- [EXCERPTED PASSAGE]:
⟨
Television viewers all over the world
saw heroic Israeli soldiers on their screens battling the fanatical
settlers. Close-ups: faces twisted with passion, a soldier lying
on a stretcher, a young woman crying in despair, children weeping,
youngsters storming forward in fury, masses of people wrestling
with each other. A battle of life and death.
There is no room for doubt: Ariel Sharon
is leading a heroic fight against the settlers in order to fulfil
his promise to remove "unauthorized" outposts, even
"inhabited" ones. The old warrior is again facing a
determined enemy without flinching.
The conclusion is self-evident, both
in Israel and throughout the world: if such a tumultuous battle
takes place for a tiny outpost inhabited by hardly a dozen people,
how can one expect Sharon to remove 90 outposts,
as promised in the Road Map? If things look like that when he
has to remove a handful of tents and one small stone building--how
can one even dream of evacuating real settlements, where dozens,
hundreds or even thousands of families are living?
This must have impressed George Bush
and his people. Unfortunately, it has not impressed me.
It makes me laugh.
In the last few years I have witnessed
dozens of confrontation with the army. I know what they really
look like.
The Israeli army has already demolished
thousands of Palestinian homes in the occupied territories. This
is how it goes: early in the morning, hundreds of soldiers surround
the land. Behind them come the tanks and bulldozers, and the
action starts. When despair drives the inhabitants to resist,
the soldiers hit them with sticks, throw tear gas grenades, shoot
rubber-coated metal bullets and, if the resistance is stronger,
live ammunition, too. Old people are thrown on the ground, women
dragged along, young people handcuffed and pushed against the
wall. After a few minutes, it's all over.
Well, they'll say, that's done to Arabs.
They don't do this to Jews.
Wrong. They certainly do this to Jews.
Depends who the Jews are.
I, for example, am a Jew. I have been
attacked with tear gas five times so far. Once it was a special
gas, and for a few moments I was afraid that I was going to choke
to death.
During one of the blockades on Ramallah
we decided to bring food to the beleaguered town. We were some
three thousand Israeli peace activists, both Jews and Arabs.
At the A-Ram checkpoint, north of Jerusalem, a line of policemen
and soldiers stopped us. There was an exchange of insults and
a lot of shouting. Suddenly we were showered with tear gas canisters.
The thousands dispersed in panic, coughing and choking, some
were trampled; one of our group, an 82-year old Jew and kibbutznik,
was injured.
I have witnessed demonstrations in which
rubber-coated bullets were shot at Israeli citizens (generally
Arabs). Once I was in the gas-filled rooms of a school at Um-al-Fahem
in Israel.
⟩
(Stored data entries)
⟨
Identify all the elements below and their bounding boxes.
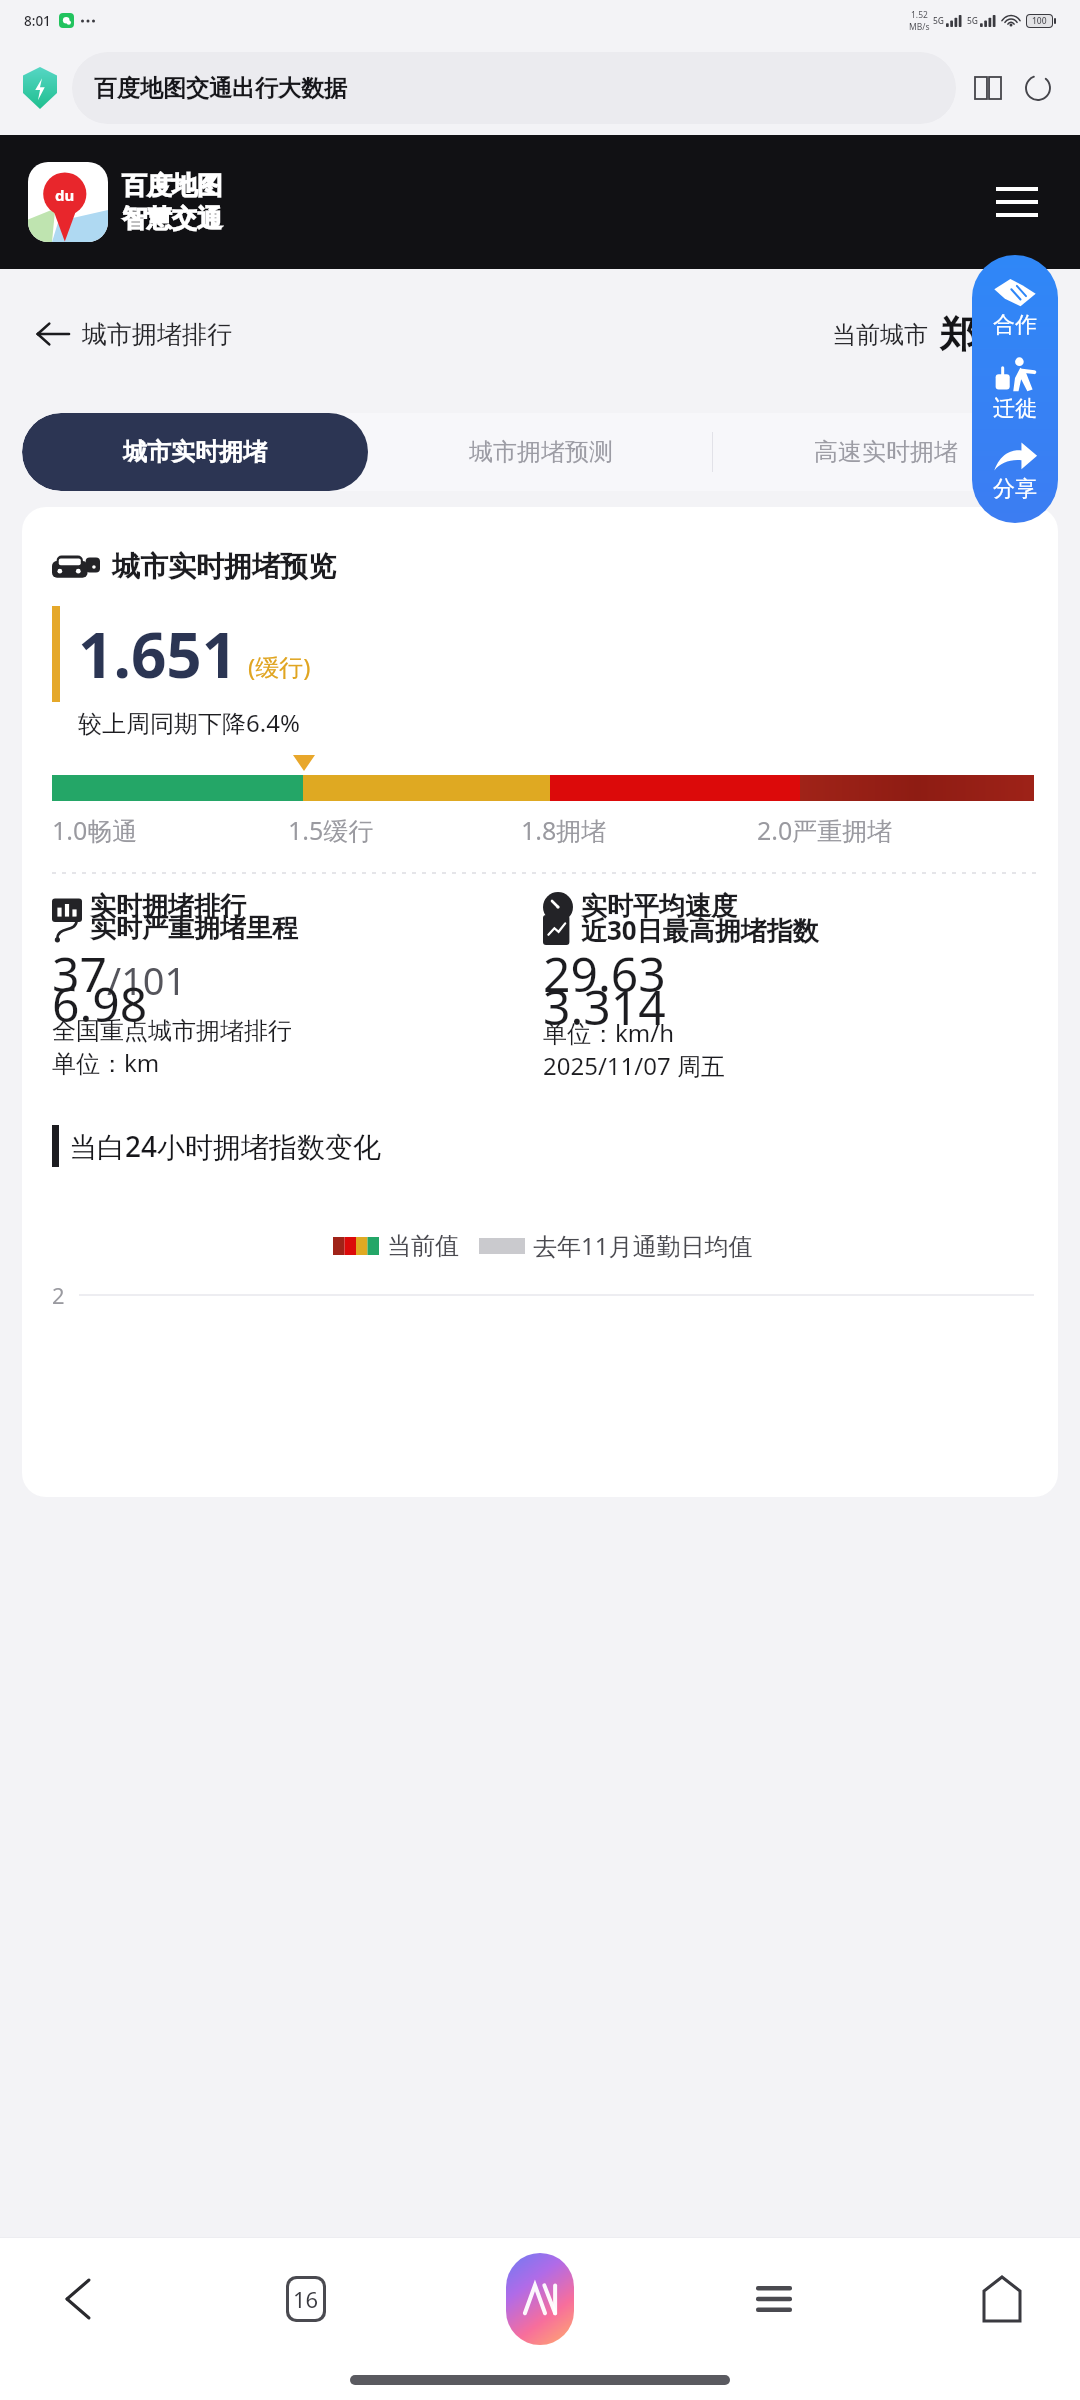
staticText: 城市实时拥堵 [123,437,267,467]
staticText: 合作 [993,311,1037,339]
button[interactable]: 城市拥堵排行 [30,304,232,364]
button[interactable]: 近30日最高拥堵指数 [543,912,1034,1082]
staticText: 当前值 [387,1231,459,1261]
staticText: 实时平均速度 [581,890,737,923]
button[interactable]: 百度地图交通出行大数据 [72,52,956,124]
staticText: 百度地图 [122,170,222,201]
staticText: 全国重点城市拥堵排行 [52,1016,292,1046]
button[interactable]: 实时拥堵排行 [52,890,543,1046]
button[interactable]: 合作 [972,271,1058,343]
button[interactable]: 城市实时拥堵 [22,413,368,491]
staticText: /101 [107,954,187,1006]
button[interactable]: Tabs [266,2259,346,2339]
staticText: 1.651 [78,612,238,696]
button[interactable]: Home [962,2259,1042,2339]
staticText: 1.5缓行 [288,813,521,847]
staticText: 城市拥堵预测 [469,437,613,467]
staticText: 8:01 [24,12,51,30]
staticText: 5G [933,15,945,27]
staticText: 单位：km [52,1046,160,1079]
staticText: 智慧交通 [122,203,222,234]
staticText: (缓行) [248,650,311,683]
staticText: 1.52 [911,9,928,21]
staticText: 1.8拥堵 [521,813,757,847]
staticText: 城市实时拥堵预览 [112,549,336,584]
staticText: 实时拥堵排行 [90,890,246,923]
staticText: 3.314 [543,974,666,1039]
staticText: 100 [1032,15,1047,27]
button[interactable]: Refresh [1016,66,1060,110]
staticText: 百度地图交通出行大数据 [94,74,347,103]
staticText: 5G [967,15,979,27]
staticText: 6.98 [52,971,148,1036]
button[interactable]: 当前城市 [832,303,1050,366]
staticText: MB/s [909,21,930,33]
staticText: 分享 [993,475,1037,503]
staticText: 当前城市 [832,320,928,350]
staticText: du [55,185,75,205]
staticText: 高速实时拥堵 [814,437,958,467]
staticText: 城市拥堵排行 [82,319,232,350]
staticText: 2025/11/07 周五 [543,1049,725,1082]
staticText: 16 [293,2284,319,2314]
staticText: 迁徙 [993,395,1037,423]
button[interactable]: 迁徙 [972,353,1058,427]
staticText: 当白24小时拥堵指数变化 [69,1127,382,1165]
staticText: 郑州 [940,311,1014,358]
button[interactable]: Security [20,65,60,111]
button[interactable]: Reader mode [966,66,1010,110]
staticText: 实时严重拥堵里程 [90,912,298,945]
button[interactable]: 实时严重拥堵里程 [52,912,543,1079]
button[interactable]: 实时平均速度 [543,890,1034,1049]
staticText: 单位：km/h [543,1016,675,1049]
button[interactable]: Back [38,2259,118,2339]
staticText: 较上周同期下降6.4% [78,706,300,739]
staticText: 去年11月通勤日均值 [533,1229,753,1262]
staticText: 1.0畅通 [52,813,288,847]
button[interactable]: Menu [982,167,1052,237]
button[interactable]: 分享 [972,437,1058,507]
staticText: 37 [52,941,107,1006]
staticText: 近30日最高拥堵指数 [581,912,819,948]
staticText: 29.63 [543,941,666,1006]
button[interactable]: 城市拥堵预测 [368,413,713,491]
button[interactable]: 高速实时拥堵 [713,413,1058,491]
button[interactable]: Menu [734,2259,814,2339]
staticText: 2 [52,1280,65,1310]
button[interactable]: AI assistant [494,2253,586,2345]
staticText: 2.0严重拥堵 [757,813,1034,847]
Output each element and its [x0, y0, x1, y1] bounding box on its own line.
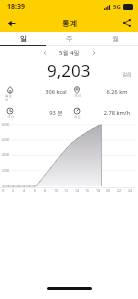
button[interactable]: Previous day [40, 48, 50, 58]
staticText: 주 [66, 34, 73, 43]
staticText: 6000 [2, 138, 10, 142]
staticText: 월 [112, 34, 119, 43]
staticText: 2.78 km/h [92, 109, 138, 117]
button[interactable]: 칼로리 [5, 86, 15, 102]
button[interactable]: 거리 [72, 86, 82, 98]
staticText: 10 [54, 188, 59, 193]
staticText: 5월 4일 [59, 49, 80, 57]
button[interactable]: Next day [89, 48, 99, 58]
staticText: 18 [96, 188, 101, 193]
staticText: 306 kcal [31, 88, 81, 96]
staticText: 6.26 km [92, 88, 138, 96]
staticText: 4000 [2, 153, 10, 157]
staticText: 16 [85, 188, 90, 193]
button[interactable]: 일 [0, 32, 46, 46]
button[interactable]: 월 [92, 32, 138, 46]
staticText: 8000 [2, 123, 10, 127]
staticText: 18:39 [7, 2, 25, 12]
staticText: 0 [2, 188, 5, 193]
staticText: 통계 [62, 19, 77, 28]
button[interactable]: 속도 [72, 107, 82, 119]
button[interactable]: 시간 [5, 107, 15, 119]
staticText: 12 [64, 188, 69, 193]
button[interactable]: Back [3, 15, 19, 31]
staticText: 2 [12, 188, 15, 193]
staticText: 93 분 [31, 109, 81, 117]
staticText: 2000 [2, 169, 10, 173]
staticText: 6 [34, 188, 37, 193]
staticText: 24 [128, 188, 133, 193]
staticText: 8 [44, 188, 47, 193]
staticText: 5G [113, 3, 121, 11]
button[interactable]: Share [119, 15, 135, 31]
staticText: 시간 [7, 115, 14, 119]
staticText: 20 [106, 188, 111, 193]
staticText: 일 [20, 34, 27, 43]
staticText: 거리 [74, 94, 81, 98]
staticText: 9,203 [47, 59, 91, 80]
staticText: 칼로리 [5, 94, 15, 102]
staticText: 속도 [74, 115, 81, 119]
staticText: 걸음 [122, 71, 132, 77]
staticText: 4 [23, 188, 26, 193]
button[interactable]: 주 [46, 32, 92, 46]
staticText: 22 [117, 188, 122, 193]
staticText: 14 [75, 188, 80, 193]
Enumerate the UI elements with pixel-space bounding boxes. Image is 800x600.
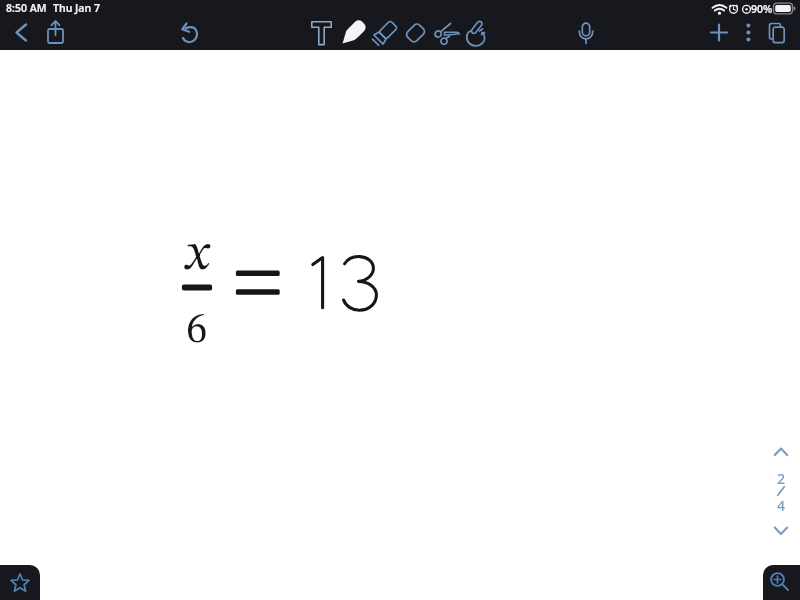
button[interactable]: [44, 18, 68, 46]
button[interactable]: [402, 19, 429, 47]
button[interactable]: [707, 20, 731, 46]
button[interactable]: [339, 19, 367, 47]
button[interactable]: [764, 20, 791, 47]
button[interactable]: [461, 19, 489, 47]
button[interactable]: [432, 19, 460, 47]
staticText: 2: [777, 469, 786, 488]
staticText: Thu Jan 7: [53, 1, 100, 15]
button[interactable]: [737, 20, 759, 46]
staticText: x: [186, 230, 210, 281]
staticText: 4: [777, 496, 786, 515]
button[interactable]: [766, 522, 796, 542]
button[interactable]: [573, 19, 599, 47]
button[interactable]: [0, 565, 40, 600]
button[interactable]: [763, 565, 800, 600]
button[interactable]: [766, 440, 796, 460]
button[interactable]: [176, 20, 201, 46]
button[interactable]: [371, 19, 399, 47]
staticText: 8:50 AM: [6, 1, 47, 15]
button[interactable]: [8, 20, 34, 46]
staticText: 6: [186, 309, 208, 352]
staticText: 90%: [751, 2, 773, 16]
button[interactable]: [308, 19, 335, 47]
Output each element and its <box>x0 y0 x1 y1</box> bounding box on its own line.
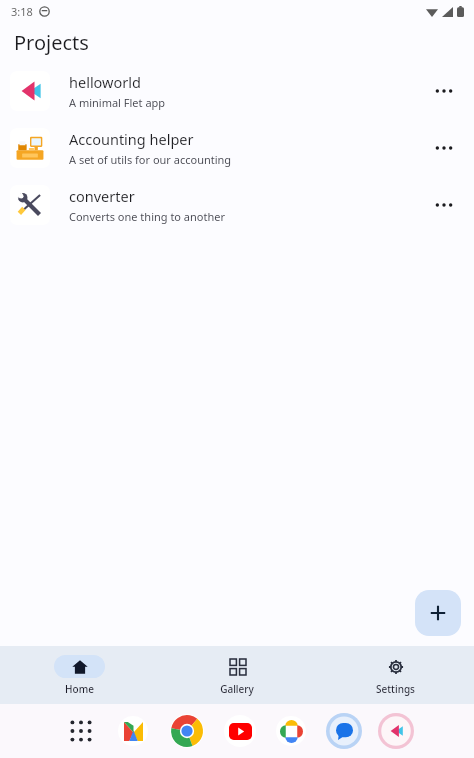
staticText: A set of utils for our accounting <box>69 152 232 167</box>
button[interactable]: Accounting helper <box>0 119 474 176</box>
button[interactable]: Messages <box>326 713 362 749</box>
button[interactable]: Google Photos <box>276 716 306 746</box>
staticText: Gallery <box>220 682 254 696</box>
button[interactable]: Home <box>0 646 158 704</box>
button[interactable]: Settings <box>316 646 474 704</box>
button[interactable]: Chrome <box>170 714 204 748</box>
staticText: converter <box>69 186 135 206</box>
button[interactable]: helloworld <box>0 62 474 119</box>
staticText: Settings <box>376 682 415 696</box>
staticText: Projects <box>14 29 89 56</box>
button[interactable]: YouTube <box>224 715 256 747</box>
button[interactable]: helloworld app <box>378 713 414 749</box>
button[interactable]: Add project <box>415 590 461 636</box>
staticText: Converts one thing to another <box>69 209 226 224</box>
staticText: 3:18 <box>11 4 33 19</box>
button[interactable]: Gmail <box>118 716 148 746</box>
staticText: Home <box>65 682 94 696</box>
button[interactable]: Gallery <box>158 646 316 704</box>
button[interactable]: More options <box>424 185 464 225</box>
button[interactable]: All apps <box>68 718 94 744</box>
staticText: helloworld <box>69 72 141 92</box>
button[interactable]: converter <box>0 176 474 233</box>
button[interactable]: More options <box>424 71 464 111</box>
button[interactable]: More options <box>424 128 464 168</box>
staticText: A minimal Flet app <box>69 95 166 110</box>
staticText: Accounting helper <box>69 129 194 149</box>
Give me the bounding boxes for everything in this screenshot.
⟩
- [THINGS TO DO]:
1. In the passage on Sharon and the settlers, take the stretch from "Depends who the" through "was injured." and write it out again, substituting "Nablus" for "Ramallah".
2. According to the passage on Sharon and the settlers, how many Israeli peace activists set out to bring food to the blockaded town?
3. Carry on the passage on Sharon and the settlers from its final sentence.
This material was taken from a different source.

- [RESULTS FOR EACH TASK]:
1.
Depends who the Jews are.
I, for example, am a Jew. I have been
attacked with tear gas five times so far. Once it was a special
gas, and for a few moments I was afraid that I was going to choke
to death.
During one of the blockades on Nablus
we decided to bring food to the beleaguered town. We were some
three thousand Israeli peace activists, both Jews and Arabs.
At the A-Ram checkpoint, north of Jerusalem, a line of policemen
and soldiers stopped us. There was an exchange of insults and
a lot of shouting. Suddenly we were showered with tear gas canisters.
The thousands dispersed in panic, coughing and choking, some
were trampled; one of our group, an 82-year old Jew and kibbutznik,
was injured.

2. There were some three thousand, both Jews and Arabs.

3.
If the army had really wanted to evacuate
Mitpe-Yitzhar quickly and efficiently, it would have used tear
gas. The whole business would have been over in a few minutes.
But then there would not have been dramatic pictures on TV, and
George W. would have asked his friend Arik: "Hey, why don't
you finish with all the outposts in a week?"
In other words, this was a well-produced
show for TV.
A few days before, the leaders of the
settlers met with Ariel Sharon. As they left and faced the cameras
they uttered dark threats, but anyone who knows these people
and looked at their faces on TV could see that there were no
strong emotions at work. Of course, the "Yesha rabbis"
(Yesha is settlerese for the West Bank), a group of bearded political
functionaries, called on the soldiers to disobey orders and requested
the LORD and the messiah to come to their help, but even they
lacked real passion.
Why? Because all of them knew that everything
has been agreed in advance. The army chiefs and the leaders of
the settlers, comrades and partners for a long time, sat together
and decided what would happen, and, more importantly, what would
not happen: no sudden attack, no efforts to prevent thousands
of young people from reaching the place well in advance, no use
of sticks, water cannon, tear gas, rubber-coated bullets or any
other means beyond the use of bare hands. The soldiers would
not wear helmets nor be equipped with shields. The settlers would
shout and push, but would not hit the soldiers in earnest. The
whole show would be less violent then a normal scuffle with British
soccer hooligans, but would look on TV like a desperate battle
between titanic forces.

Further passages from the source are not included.